_Record excerpts_:
begin

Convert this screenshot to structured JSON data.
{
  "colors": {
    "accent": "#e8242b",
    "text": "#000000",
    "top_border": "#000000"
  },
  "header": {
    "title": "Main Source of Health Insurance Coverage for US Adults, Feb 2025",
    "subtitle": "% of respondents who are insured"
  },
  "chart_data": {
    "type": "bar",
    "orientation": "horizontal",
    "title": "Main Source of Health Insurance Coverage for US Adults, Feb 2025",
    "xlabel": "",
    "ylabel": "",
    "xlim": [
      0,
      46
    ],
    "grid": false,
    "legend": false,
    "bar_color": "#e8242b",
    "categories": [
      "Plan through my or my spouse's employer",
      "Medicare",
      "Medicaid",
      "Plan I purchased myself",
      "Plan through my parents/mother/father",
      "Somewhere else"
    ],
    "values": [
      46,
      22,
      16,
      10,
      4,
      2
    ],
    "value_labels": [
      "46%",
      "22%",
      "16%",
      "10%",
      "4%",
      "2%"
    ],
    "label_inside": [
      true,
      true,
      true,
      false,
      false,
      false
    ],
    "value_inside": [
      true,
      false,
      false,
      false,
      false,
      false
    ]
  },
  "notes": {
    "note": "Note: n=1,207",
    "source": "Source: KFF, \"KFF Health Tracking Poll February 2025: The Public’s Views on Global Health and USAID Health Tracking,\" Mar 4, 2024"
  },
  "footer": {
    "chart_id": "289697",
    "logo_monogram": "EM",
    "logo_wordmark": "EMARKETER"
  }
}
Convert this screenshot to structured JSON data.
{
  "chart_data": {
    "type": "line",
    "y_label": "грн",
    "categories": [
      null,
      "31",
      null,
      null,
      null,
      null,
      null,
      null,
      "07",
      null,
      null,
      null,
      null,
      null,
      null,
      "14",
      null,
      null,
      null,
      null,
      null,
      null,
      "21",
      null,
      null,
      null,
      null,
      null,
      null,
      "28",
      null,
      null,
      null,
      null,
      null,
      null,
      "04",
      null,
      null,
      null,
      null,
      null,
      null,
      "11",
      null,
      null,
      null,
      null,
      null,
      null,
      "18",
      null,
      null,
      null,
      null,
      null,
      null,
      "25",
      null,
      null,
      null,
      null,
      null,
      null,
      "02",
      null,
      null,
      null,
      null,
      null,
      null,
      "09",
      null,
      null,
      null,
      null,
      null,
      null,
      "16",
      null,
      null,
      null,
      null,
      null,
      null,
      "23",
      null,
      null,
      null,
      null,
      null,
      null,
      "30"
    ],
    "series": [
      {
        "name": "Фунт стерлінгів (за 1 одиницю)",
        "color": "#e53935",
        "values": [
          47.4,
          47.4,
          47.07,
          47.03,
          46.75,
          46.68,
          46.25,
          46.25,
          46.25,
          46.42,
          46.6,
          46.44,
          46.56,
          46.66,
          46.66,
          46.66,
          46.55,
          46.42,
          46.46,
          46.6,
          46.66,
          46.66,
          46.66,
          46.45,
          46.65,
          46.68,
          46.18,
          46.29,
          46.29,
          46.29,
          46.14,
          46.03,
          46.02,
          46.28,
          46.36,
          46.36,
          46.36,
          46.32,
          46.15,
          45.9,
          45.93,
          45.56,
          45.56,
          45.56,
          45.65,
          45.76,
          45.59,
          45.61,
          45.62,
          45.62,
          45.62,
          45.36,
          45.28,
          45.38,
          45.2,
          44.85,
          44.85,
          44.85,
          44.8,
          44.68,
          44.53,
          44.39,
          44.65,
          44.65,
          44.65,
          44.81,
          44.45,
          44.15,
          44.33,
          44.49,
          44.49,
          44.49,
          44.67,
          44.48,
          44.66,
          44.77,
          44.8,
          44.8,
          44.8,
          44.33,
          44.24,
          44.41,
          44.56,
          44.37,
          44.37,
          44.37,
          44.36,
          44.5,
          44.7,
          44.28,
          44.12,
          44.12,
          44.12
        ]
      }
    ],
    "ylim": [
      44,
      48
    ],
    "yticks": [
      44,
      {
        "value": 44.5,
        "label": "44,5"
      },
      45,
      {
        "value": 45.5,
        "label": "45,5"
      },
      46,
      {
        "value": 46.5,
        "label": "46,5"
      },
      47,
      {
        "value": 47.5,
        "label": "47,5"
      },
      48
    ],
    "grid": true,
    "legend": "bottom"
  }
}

end

Every line above should be retyped exactly as given.

Convert this screenshot to structured JSON data.
{
  "colors": {
    "accent": "#e8242b",
    "text": "#000000",
    "top_border": "#000000"
  },
  "header": {
    "title": "Main Source of Health Insurance Coverage for US Adults, Feb 2025",
    "subtitle": "% of respondents who are insured"
  },
  "chart_data": {
    "type": "bar",
    "orientation": "horizontal",
    "title": "Main Source of Health Insurance Coverage for US Adults, Feb 2025",
    "xlabel": "",
    "ylabel": "",
    "xlim": [
      0,
      46
    ],
    "grid": false,
    "legend": false,
    "bar_color": "#e8242b",
    "categories": [
      "Plan through my or my spouse's employer",
      "Medicare",
      "Medicaid",
      "Plan I purchased myself",
      "Plan through my parents/mother/father",
      "Somewhere else"
    ],
    "values": [
      46,
      22,
      16,
      10,
      4,
      2
    ],
    "value_labels": [
      "46%",
      "22%",
      "16%",
      "10%",
      "4%",
      "2%"
    ],
    "label_inside": [
      true,
      true,
      true,
      false,
      false,
      false
    ],
    "value_inside": [
      true,
      false,
      false,
      false,
      false,
      false
    ]
  },
  "notes": {
    "note": "Note: n=1,207",
    "source": "Source: KFF, \"KFF Health Tracking Poll February 2025: The Public’s Views on Global Health and USAID Health Tracking,\" Mar 4, 2024"
  },
  "footer": {
    "chart_id": "289697",
    "logo_monogram": "EM",
    "logo_wordmark": "EMARKETER"
  }
}
Convert this screenshot to structured JSON data.
{
  "chart_data": {
    "type": "line",
    "y_label": "грн",
    "categories": [
      null,
      "31",
      null,
      null,
      null,
      null,
      null,
      null,
      "07",
      null,
      null,
      null,
      null,
      null,
      null,
      "14",
      null,
      null,
      null,
      null,
      null,
      null,
      "21",
      null,
      null,
      null,
      null,
      null,
      null,
      "28",
      null,
      null,
      null,
      null,
      null,
      null,
      "04",
      null,
      null,
      null,
      null,
      null,
      null,
      "11",
      null,
      null,
      null,
      null,
      null,
      null,
      "18",
      null,
      null,
      null,
      null,
      null,
      null,
      "25",
      null,
      null,
      null,
      null,
      null,
      null,
      "02",
      null,
      null,
      null,
      null,
      null,
      null,
      "09",
      null,
      null,
      null,
      null,
      null,
      null,
      "16",
      null,
      null,
      null,
      null,
      null,
      null,
      "23",
      null,
      null,
      null,
      null,
      null,
      null,
      "30"
    ],
    "series": [
      {
        "name": "Фунт стерлінгів (за 1 одиницю)",
        "color": "#e53935",
        "values": [
          47.4,
          47.4,
          47.07,
          47.03,
          46.75,
          46.68,
          46.25,
          46.25,
          46.25,
          46.42,
          46.6,
          46.44,
          46.56,
          46.66,
          46.66,
          46.66,
          46.55,
          46.42,
          46.46,
          46.6,
          46.66,
          46.66,
          46.66,
          46.45,
          46.65,
          46.68,
          46.18,
          46.29,
          46.29,
          46.29,
          46.14,
          46.03,
          46.02,
          46.28,
          46.36,
          46.36,
          46.36,
          46.32,
          46.15,
          45.9,
          45.93,
          45.56,
          45.56,
          45.56,
          45.65,
          45.76,
          45.59,
          45.61,
          45.62,
          45.62,
          45.62,
          45.36,
          45.28,
          45.38,
          45.2,
          44.85,
          44.85,
          44.85,
          44.8,
          44.68,
          44.53,
          44.39,
          44.65,
          44.65,
          44.65,
          44.81,
          44.45,
          44.15,
          44.33,
          44.49,
          44.49,
          44.49,
          44.67,
          44.48,
          44.66,
          44.77,
          44.8,
          44.8,
          44.8,
          44.33,
          44.24,
          44.41,
          44.56,
          44.37,
          44.37,
          44.37,
          44.36,
          44.5,
          44.7,
          44.28,
          44.12,
          44.12,
          44.12
        ]
      }
    ],
    "ylim": [
      44,
      48
    ],
    "yticks": [
      44,
      {
        "value": 44.5,
        "label": "44,5"
      },
      45,
      {
        "value": 45.5,
        "label": "45,5"
      },
      46,
      {
        "value": 46.5,
        "label": "46,5"
      },
      47,
      {
        "value": 47.5,
        "label": "47,5"
      },
      48
    ],
    "grid": true,
    "legend": "bottom"
  }
}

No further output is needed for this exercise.